# Records to use

•••••

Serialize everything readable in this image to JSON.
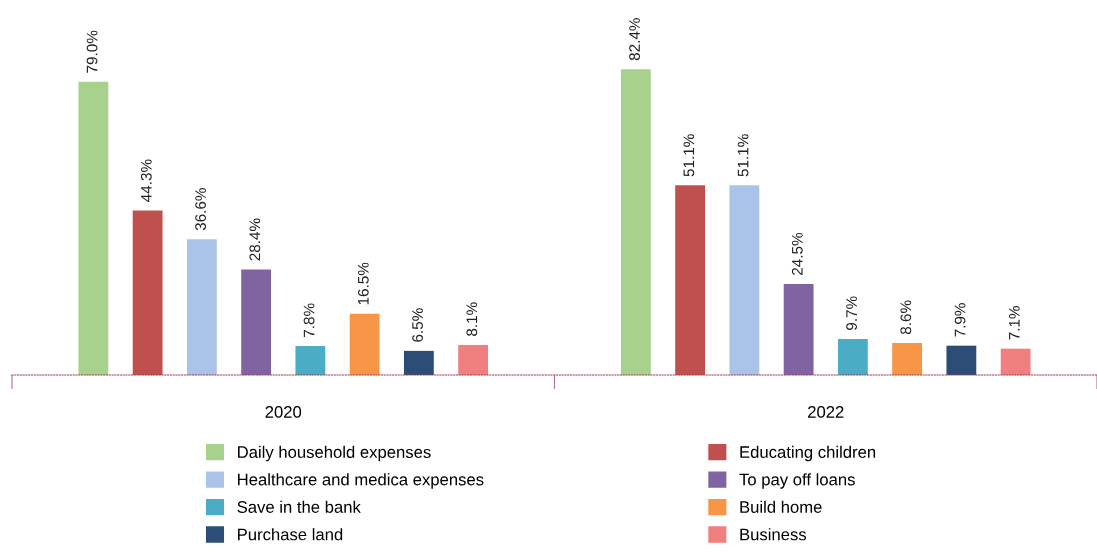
{
  "chart_data": {
    "type": "bar",
    "categories": [
      "2020",
      "2022"
    ],
    "series": [
      {
        "name": "Daily household expenses",
        "color": "#a9d18e",
        "values": [
          79.0,
          82.4
        ],
        "value_labels": [
          "79.0%",
          "82.4%"
        ]
      },
      {
        "name": "Educating children",
        "color": "#c0504d",
        "values": [
          44.3,
          51.1
        ],
        "value_labels": [
          "44.3%",
          "51.1%"
        ]
      },
      {
        "name": "Healthcare and medica expenses",
        "color": "#a9c4e8",
        "values": [
          36.6,
          51.1
        ],
        "value_labels": [
          "36.6%",
          "51.1%"
        ]
      },
      {
        "name": "To pay off loans",
        "color": "#8064a2",
        "values": [
          28.4,
          24.5
        ],
        "value_labels": [
          "28.4%",
          "24.5%"
        ]
      },
      {
        "name": "Save in the bank",
        "color": "#4bacc6",
        "values": [
          7.8,
          9.7
        ],
        "value_labels": [
          "7.8%",
          "9.7%"
        ]
      },
      {
        "name": "Build home",
        "color": "#f79646",
        "values": [
          16.5,
          8.6
        ],
        "value_labels": [
          "16.5%",
          "8.6%"
        ]
      },
      {
        "name": "Purchase land",
        "color": "#2c4d75",
        "values": [
          6.5,
          7.9
        ],
        "value_labels": [
          "6.5%",
          "7.9%"
        ]
      },
      {
        "name": "Business",
        "color": "#f07f7f",
        "values": [
          8.1,
          7.1
        ],
        "value_labels": [
          "8.1%",
          "7.1%"
        ]
      }
    ],
    "legend": "bottom"
  }
}
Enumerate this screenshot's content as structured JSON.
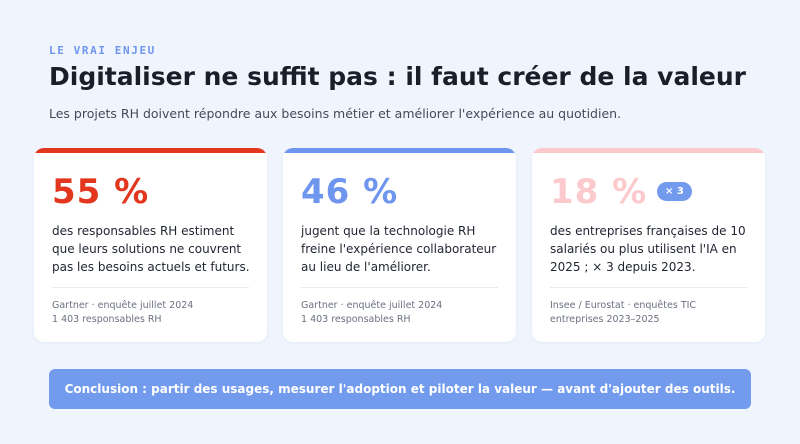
{
  "header": {
    "eyebrow": "LE VRAI ENJEU",
    "title": "Digitaliser ne suffit pas : il faut créer de la valeur",
    "subtitle": "Les projets RH doivent répondre aux besoins métier et améliorer l'expérience au quotidien."
  },
  "cards": [
    {
      "stat": "55 %",
      "description": "des responsables RH estiment que leurs solutions ne couvrent pas les besoins actuels et futurs.",
      "source_line1": "Gartner · enquête juillet 2024",
      "source_line2": "1 403 responsables RH",
      "accent": "#e2361e"
    },
    {
      "stat": "46 %",
      "description": "jugent que la technologie RH freine l'expérience collaborateur au lieu de l'améliorer.",
      "source_line1": "Gartner · enquête juillet 2024",
      "source_line2": "1 403 responsables RH",
      "accent": "#6f96ee"
    },
    {
      "stat": "18 %",
      "badge": "× 3",
      "description": "des entreprises françaises de 10 salariés ou plus utilisent l'IA en 2025 ; × 3 depuis 2023.",
      "source_line1": "Insee / Eurostat · enquêtes TIC",
      "source_line2": "entreprises 2023–2025",
      "accent": "#fcc9cc",
      "badge_color": "#729bee"
    }
  ],
  "conclusion": "Conclusion : partir des usages, mesurer l'adoption et piloter la valeur — avant d'ajouter des outils."
}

•••••

# Work instructions
An exact transcription of all the entries is required, without the pictures.

# Task result
Serialize everything readable in this image to JSON.
{
  "chart_data": {
    "type": "bar",
    "categories": [
      "2020",
      "2022"
    ],
    "series": [
      {
        "name": "Daily household expenses",
        "color": "#a9d18e",
        "values": [
          79.0,
          82.4
        ],
        "value_labels": [
          "79.0%",
          "82.4%"
        ]
      },
      {
        "name": "Educating children",
        "color": "#c0504d",
        "values": [
          44.3,
          51.1
        ],
        "value_labels": [
          "44.3%",
          "51.1%"
        ]
      },
      {
        "name": "Healthcare and medica expenses",
        "color": "#a9c4e8",
        "values": [
          36.6,
          51.1
        ],
        "value_labels": [
          "36.6%",
          "51.1%"
        ]
      },
      {
        "name": "To pay off loans",
        "color": "#8064a2",
        "values": [
          28.4,
          24.5
        ],
        "value_labels": [
          "28.4%",
          "24.5%"
        ]
      },
      {
        "name": "Save in the bank",
        "color": "#4bacc6",
        "values": [
          7.8,
          9.7
        ],
        "value_labels": [
          "7.8%",
          "9.7%"
        ]
      },
      {
        "name": "Build home",
        "color": "#f79646",
        "values": [
          16.5,
          8.6
        ],
        "value_labels": [
          "16.5%",
          "8.6%"
        ]
      },
      {
        "name": "Purchase land",
        "color": "#2c4d75",
        "values": [
          6.5,
          7.9
        ],
        "value_labels": [
          "6.5%",
          "7.9%"
        ]
      },
      {
        "name": "Business",
        "color": "#f07f7f",
        "values": [
          8.1,
          7.1
        ],
        "value_labels": [
          "8.1%",
          "7.1%"
        ]
      }
    ],
    "legend": "bottom"
  }
}
Enumerate this screenshot's content as structured JSON.
{
  "header": {
    "eyebrow": "LE VRAI ENJEU",
    "title": "Digitaliser ne suffit pas : il faut créer de la valeur",
    "subtitle": "Les projets RH doivent répondre aux besoins métier et améliorer l'expérience au quotidien."
  },
  "cards": [
    {
      "stat": "55 %",
      "description": "des responsables RH estiment que leurs solutions ne couvrent pas les besoins actuels et futurs.",
      "source_line1": "Gartner · enquête juillet 2024",
      "source_line2": "1 403 responsables RH",
      "accent": "#e2361e"
    },
    {
      "stat": "46 %",
      "description": "jugent que la technologie RH freine l'expérience collaborateur au lieu de l'améliorer.",
      "source_line1": "Gartner · enquête juillet 2024",
      "source_line2": "1 403 responsables RH",
      "accent": "#6f96ee"
    },
    {
      "stat": "18 %",
      "badge": "× 3",
      "description": "des entreprises françaises de 10 salariés ou plus utilisent l'IA en 2025 ; × 3 depuis 2023.",
      "source_line1": "Insee / Eurostat · enquêtes TIC",
      "source_line2": "entreprises 2023–2025",
      "accent": "#fcc9cc",
      "badge_color": "#729bee"
    }
  ],
  "conclusion": "Conclusion : partir des usages, mesurer l'adoption et piloter la valeur — avant d'ajouter des outils."
}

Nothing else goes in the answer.